**Stated task:** Among the lines listed below, count those that include the string "Champlain", and state only the count.

Collected data:
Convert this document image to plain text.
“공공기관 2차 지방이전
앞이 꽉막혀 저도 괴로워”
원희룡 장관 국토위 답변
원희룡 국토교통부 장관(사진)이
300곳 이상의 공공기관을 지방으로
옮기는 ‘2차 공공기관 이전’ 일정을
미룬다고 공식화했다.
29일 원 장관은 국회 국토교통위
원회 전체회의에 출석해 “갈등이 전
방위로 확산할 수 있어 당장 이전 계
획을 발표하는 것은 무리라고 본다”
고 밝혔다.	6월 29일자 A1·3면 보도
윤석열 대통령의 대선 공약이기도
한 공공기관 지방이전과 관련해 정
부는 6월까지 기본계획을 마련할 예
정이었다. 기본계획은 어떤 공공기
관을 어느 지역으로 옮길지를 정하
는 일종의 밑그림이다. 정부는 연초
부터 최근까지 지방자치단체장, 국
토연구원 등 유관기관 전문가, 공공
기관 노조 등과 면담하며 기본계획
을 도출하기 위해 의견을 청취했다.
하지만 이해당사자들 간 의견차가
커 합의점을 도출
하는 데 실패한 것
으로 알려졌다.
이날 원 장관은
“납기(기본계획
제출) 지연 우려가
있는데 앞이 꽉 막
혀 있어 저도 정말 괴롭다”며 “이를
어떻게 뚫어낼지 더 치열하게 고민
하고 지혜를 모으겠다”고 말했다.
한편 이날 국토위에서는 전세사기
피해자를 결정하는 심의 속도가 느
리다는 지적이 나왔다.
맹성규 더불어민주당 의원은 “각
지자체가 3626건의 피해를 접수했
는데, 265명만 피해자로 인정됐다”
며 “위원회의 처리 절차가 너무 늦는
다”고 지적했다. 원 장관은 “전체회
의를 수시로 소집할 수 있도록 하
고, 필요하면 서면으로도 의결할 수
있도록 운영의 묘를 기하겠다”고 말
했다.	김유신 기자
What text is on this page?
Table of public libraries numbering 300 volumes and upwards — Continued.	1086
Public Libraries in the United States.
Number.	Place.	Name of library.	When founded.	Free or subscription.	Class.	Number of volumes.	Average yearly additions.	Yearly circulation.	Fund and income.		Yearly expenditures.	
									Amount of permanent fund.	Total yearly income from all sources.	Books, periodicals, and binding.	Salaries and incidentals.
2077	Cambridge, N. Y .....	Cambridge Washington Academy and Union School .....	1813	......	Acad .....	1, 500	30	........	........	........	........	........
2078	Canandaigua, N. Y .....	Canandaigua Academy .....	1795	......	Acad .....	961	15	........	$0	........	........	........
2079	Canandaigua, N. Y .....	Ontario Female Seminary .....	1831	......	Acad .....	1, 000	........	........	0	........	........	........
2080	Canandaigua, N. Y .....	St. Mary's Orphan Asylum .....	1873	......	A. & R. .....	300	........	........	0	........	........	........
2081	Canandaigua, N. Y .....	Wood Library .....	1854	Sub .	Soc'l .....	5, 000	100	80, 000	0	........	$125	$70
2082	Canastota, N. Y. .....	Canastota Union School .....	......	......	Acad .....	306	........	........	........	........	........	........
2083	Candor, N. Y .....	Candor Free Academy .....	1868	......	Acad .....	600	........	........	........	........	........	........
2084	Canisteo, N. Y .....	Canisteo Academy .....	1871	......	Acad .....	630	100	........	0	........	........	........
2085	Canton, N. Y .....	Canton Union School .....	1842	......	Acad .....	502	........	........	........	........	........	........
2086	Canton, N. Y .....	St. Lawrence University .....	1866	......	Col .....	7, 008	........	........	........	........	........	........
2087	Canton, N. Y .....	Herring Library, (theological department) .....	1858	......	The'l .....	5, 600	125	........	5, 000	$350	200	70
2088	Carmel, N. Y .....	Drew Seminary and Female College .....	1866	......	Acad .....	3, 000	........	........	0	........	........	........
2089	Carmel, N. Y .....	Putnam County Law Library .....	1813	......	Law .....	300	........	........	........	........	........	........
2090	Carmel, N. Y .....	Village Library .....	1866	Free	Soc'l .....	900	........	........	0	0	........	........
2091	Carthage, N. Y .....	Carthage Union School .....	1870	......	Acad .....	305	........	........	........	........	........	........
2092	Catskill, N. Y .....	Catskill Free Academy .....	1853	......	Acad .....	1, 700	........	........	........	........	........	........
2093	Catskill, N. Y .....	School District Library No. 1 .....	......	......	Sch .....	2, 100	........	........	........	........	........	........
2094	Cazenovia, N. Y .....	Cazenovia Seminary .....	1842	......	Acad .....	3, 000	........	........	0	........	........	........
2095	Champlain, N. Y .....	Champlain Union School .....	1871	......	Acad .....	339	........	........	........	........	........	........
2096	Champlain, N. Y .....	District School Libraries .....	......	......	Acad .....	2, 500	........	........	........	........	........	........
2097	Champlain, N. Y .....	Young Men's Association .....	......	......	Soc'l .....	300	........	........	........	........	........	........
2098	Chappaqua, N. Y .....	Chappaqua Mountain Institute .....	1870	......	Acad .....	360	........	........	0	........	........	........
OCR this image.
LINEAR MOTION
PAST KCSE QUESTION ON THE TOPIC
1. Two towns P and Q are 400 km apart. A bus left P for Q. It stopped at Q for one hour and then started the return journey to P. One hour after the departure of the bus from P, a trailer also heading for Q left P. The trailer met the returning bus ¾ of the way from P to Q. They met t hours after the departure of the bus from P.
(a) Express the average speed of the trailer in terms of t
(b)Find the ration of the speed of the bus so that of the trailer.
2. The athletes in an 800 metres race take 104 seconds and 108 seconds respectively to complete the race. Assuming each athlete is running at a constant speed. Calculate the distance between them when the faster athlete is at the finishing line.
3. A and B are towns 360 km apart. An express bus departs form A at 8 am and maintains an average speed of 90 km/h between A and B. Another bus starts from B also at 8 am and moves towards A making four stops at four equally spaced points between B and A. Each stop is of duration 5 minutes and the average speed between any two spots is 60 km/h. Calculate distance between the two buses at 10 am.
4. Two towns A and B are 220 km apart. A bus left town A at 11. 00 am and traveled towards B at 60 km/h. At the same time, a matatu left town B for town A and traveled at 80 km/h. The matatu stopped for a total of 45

**Answer to the task:** 3